Dataset records |
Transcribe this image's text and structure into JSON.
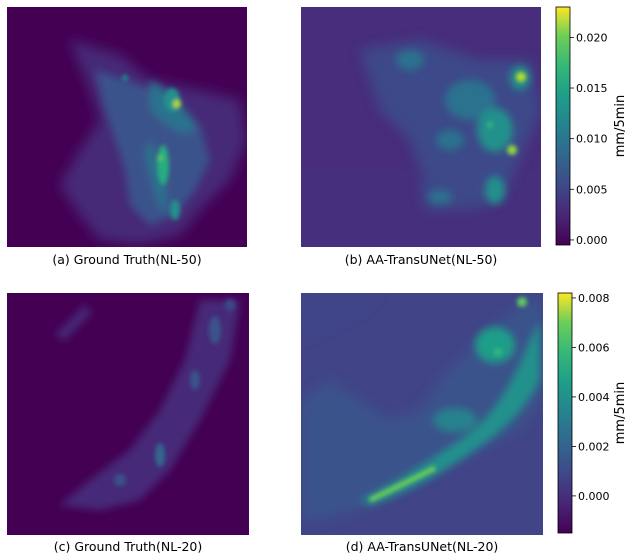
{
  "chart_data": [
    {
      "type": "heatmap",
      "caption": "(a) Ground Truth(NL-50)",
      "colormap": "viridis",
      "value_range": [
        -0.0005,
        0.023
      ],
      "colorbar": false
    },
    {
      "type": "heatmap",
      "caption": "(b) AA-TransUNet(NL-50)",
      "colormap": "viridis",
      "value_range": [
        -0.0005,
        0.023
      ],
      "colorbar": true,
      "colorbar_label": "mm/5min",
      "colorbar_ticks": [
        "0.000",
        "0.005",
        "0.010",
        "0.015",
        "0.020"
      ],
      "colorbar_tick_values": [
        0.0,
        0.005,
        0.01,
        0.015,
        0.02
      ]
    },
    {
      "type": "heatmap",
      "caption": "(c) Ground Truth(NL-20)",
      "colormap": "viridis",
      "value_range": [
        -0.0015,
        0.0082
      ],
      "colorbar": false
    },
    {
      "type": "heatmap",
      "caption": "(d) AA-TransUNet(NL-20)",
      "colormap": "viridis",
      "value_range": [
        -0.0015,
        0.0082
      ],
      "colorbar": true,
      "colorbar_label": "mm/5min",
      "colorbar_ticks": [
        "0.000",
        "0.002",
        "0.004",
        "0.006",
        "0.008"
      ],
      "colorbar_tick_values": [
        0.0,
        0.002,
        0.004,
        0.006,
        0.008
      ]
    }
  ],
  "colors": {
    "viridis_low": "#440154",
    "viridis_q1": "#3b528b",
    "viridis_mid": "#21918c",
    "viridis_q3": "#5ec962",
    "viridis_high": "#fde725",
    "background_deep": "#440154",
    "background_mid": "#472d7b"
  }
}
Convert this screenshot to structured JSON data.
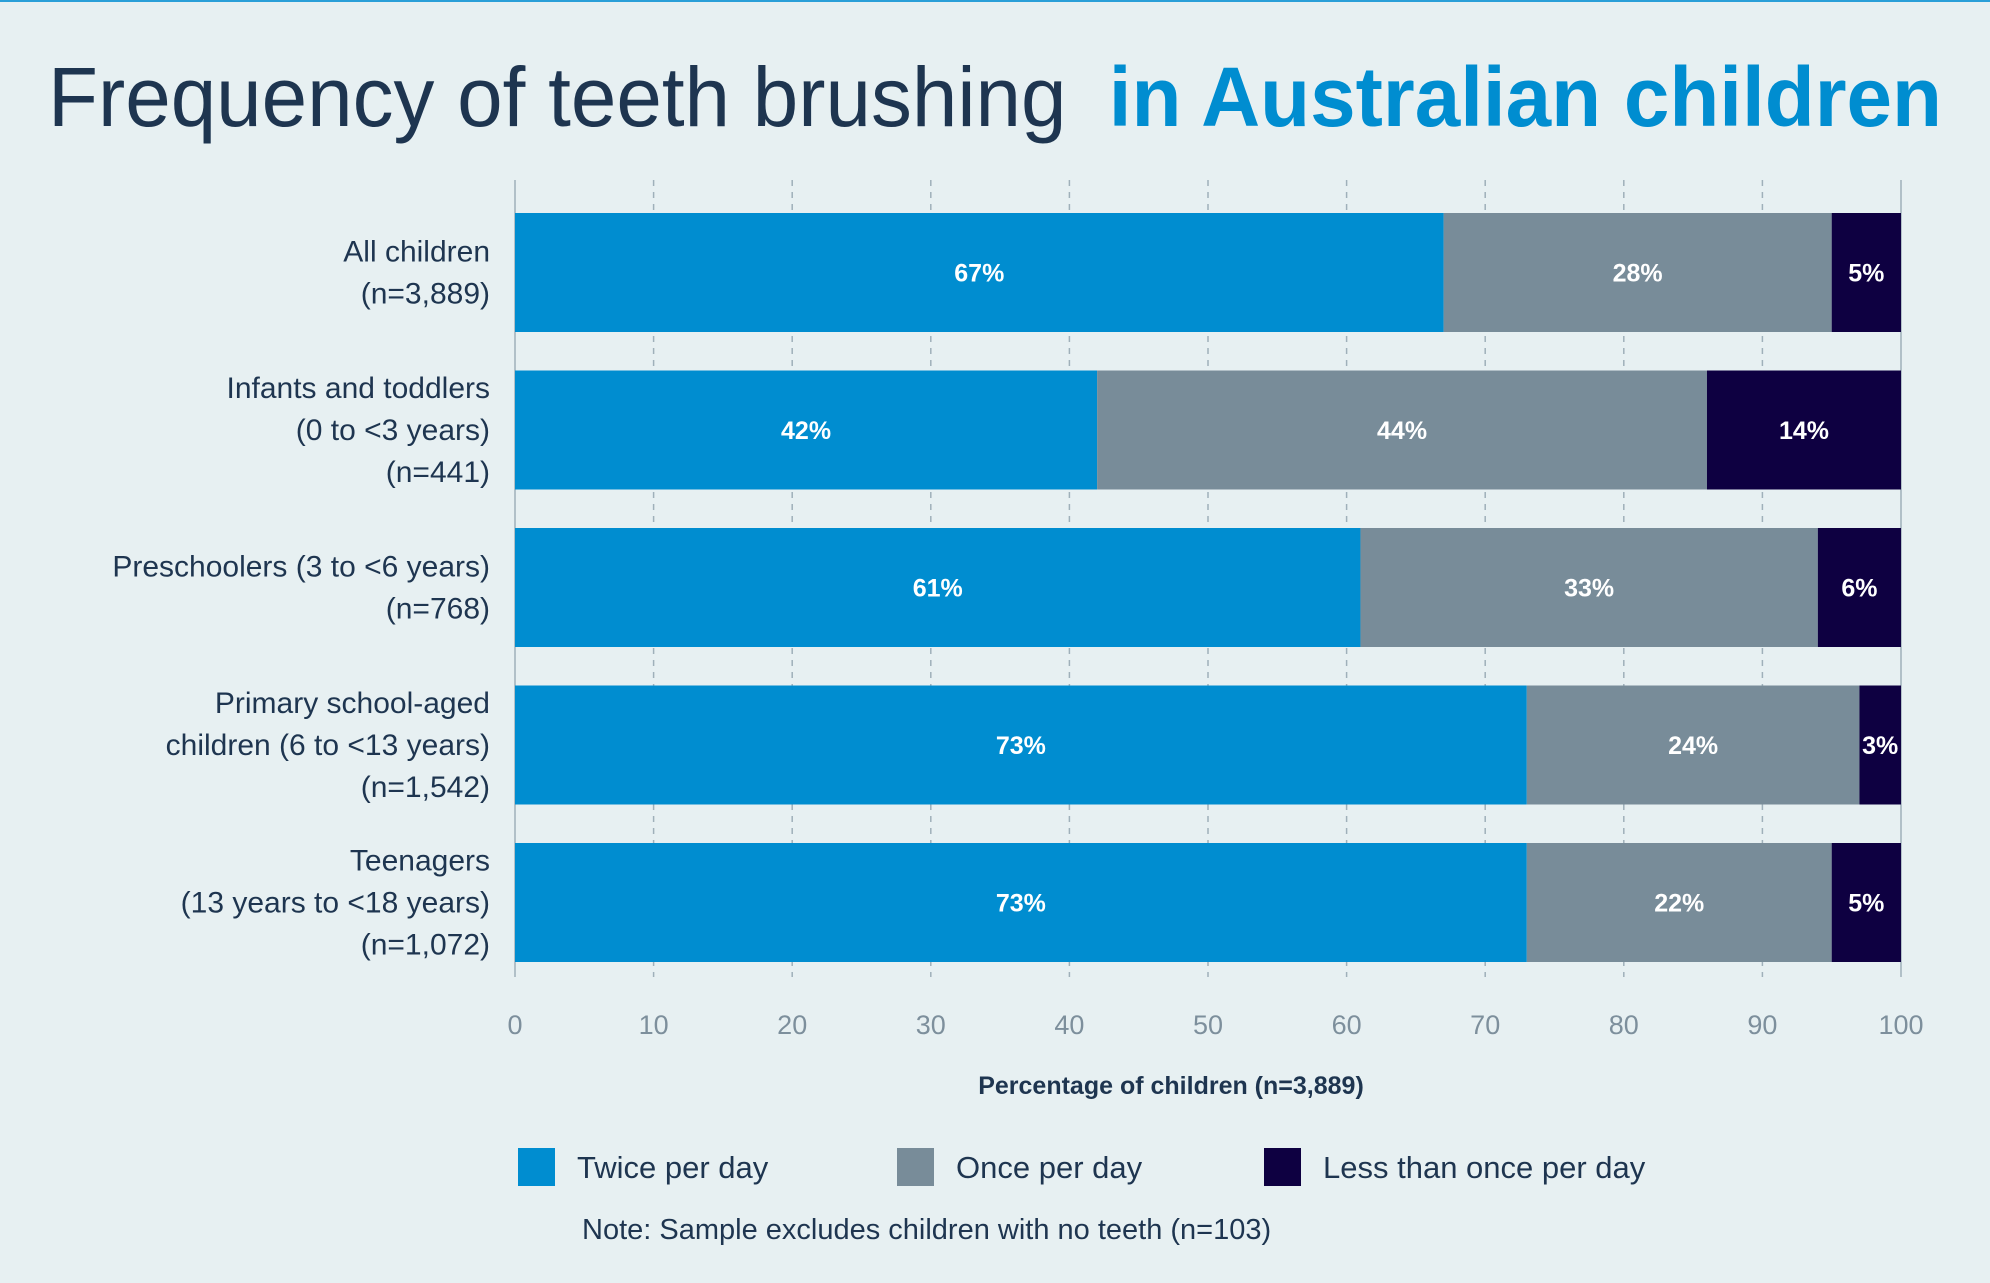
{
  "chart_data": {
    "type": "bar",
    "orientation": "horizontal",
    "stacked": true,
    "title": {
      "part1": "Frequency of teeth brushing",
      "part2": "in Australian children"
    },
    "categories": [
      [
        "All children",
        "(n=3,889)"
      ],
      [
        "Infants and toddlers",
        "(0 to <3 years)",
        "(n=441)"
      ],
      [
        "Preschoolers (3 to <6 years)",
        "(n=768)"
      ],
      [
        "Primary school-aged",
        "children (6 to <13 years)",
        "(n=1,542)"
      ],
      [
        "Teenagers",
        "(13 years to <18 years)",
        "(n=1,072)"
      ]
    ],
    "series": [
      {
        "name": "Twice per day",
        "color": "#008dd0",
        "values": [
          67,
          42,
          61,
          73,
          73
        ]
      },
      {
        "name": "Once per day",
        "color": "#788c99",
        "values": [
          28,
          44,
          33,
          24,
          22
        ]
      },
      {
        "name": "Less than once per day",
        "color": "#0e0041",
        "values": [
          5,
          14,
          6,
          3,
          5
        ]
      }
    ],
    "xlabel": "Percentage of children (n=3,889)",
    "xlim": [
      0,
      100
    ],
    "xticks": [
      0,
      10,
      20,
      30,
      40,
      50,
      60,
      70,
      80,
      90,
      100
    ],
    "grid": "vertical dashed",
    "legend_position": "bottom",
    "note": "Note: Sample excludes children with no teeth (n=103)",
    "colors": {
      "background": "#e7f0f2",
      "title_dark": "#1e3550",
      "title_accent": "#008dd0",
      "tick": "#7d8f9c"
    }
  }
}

Your goal | Keep the pictures out of the copy and return the rest of the data above exactly.

Task solution |
Transcribe this image's text and structure into JSON.
{
  "chart_data": [
    {
      "type": "heatmap",
      "caption": "(a) Ground Truth(NL-50)",
      "colormap": "viridis",
      "value_range": [
        -0.0005,
        0.023
      ],
      "colorbar": false
    },
    {
      "type": "heatmap",
      "caption": "(b) AA-TransUNet(NL-50)",
      "colormap": "viridis",
      "value_range": [
        -0.0005,
        0.023
      ],
      "colorbar": true,
      "colorbar_label": "mm/5min",
      "colorbar_ticks": [
        "0.000",
        "0.005",
        "0.010",
        "0.015",
        "0.020"
      ],
      "colorbar_tick_values": [
        0.0,
        0.005,
        0.01,
        0.015,
        0.02
      ]
    },
    {
      "type": "heatmap",
      "caption": "(c) Ground Truth(NL-20)",
      "colormap": "viridis",
      "value_range": [
        -0.0015,
        0.0082
      ],
      "colorbar": false
    },
    {
      "type": "heatmap",
      "caption": "(d) AA-TransUNet(NL-20)",
      "colormap": "viridis",
      "value_range": [
        -0.0015,
        0.0082
      ],
      "colorbar": true,
      "colorbar_label": "mm/5min",
      "colorbar_ticks": [
        "0.000",
        "0.002",
        "0.004",
        "0.006",
        "0.008"
      ],
      "colorbar_tick_values": [
        0.0,
        0.002,
        0.004,
        0.006,
        0.008
      ]
    }
  ],
  "colors": {
    "viridis_low": "#440154",
    "viridis_q1": "#3b528b",
    "viridis_mid": "#21918c",
    "viridis_q3": "#5ec962",
    "viridis_high": "#fde725",
    "background_deep": "#440154",
    "background_mid": "#472d7b"
  }
}
Convert this screenshot to structured JSON data.
{
  "chart_data": {
    "type": "bar",
    "orientation": "horizontal",
    "stacked": true,
    "title": {
      "part1": "Frequency of teeth brushing",
      "part2": "in Australian children"
    },
    "categories": [
      [
        "All children",
        "(n=3,889)"
      ],
      [
        "Infants and toddlers",
        "(0 to <3 years)",
        "(n=441)"
      ],
      [
        "Preschoolers (3 to <6 years)",
        "(n=768)"
      ],
      [
        "Primary school-aged",
        "children (6 to <13 years)",
        "(n=1,542)"
      ],
      [
        "Teenagers",
        "(13 years to <18 years)",
        "(n=1,072)"
      ]
    ],
    "series": [
      {
        "name": "Twice per day",
        "color": "#008dd0",
        "values": [
          67,
          42,
          61,
          73,
          73
        ]
      },
      {
        "name": "Once per day",
        "color": "#788c99",
        "values": [
          28,
          44,
          33,
          24,
          22
        ]
      },
      {
        "name": "Less than once per day",
        "color": "#0e0041",
        "values": [
          5,
          14,
          6,
          3,
          5
        ]
      }
    ],
    "xlabel": "Percentage of children (n=3,889)",
    "xlim": [
      0,
      100
    ],
    "xticks": [
      0,
      10,
      20,
      30,
      40,
      50,
      60,
      70,
      80,
      90,
      100
    ],
    "grid": "vertical dashed",
    "legend_position": "bottom",
    "note": "Note: Sample excludes children with no teeth (n=103)",
    "colors": {
      "background": "#e7f0f2",
      "title_dark": "#1e3550",
      "title_accent": "#008dd0",
      "tick": "#7d8f9c"
    }
  }
}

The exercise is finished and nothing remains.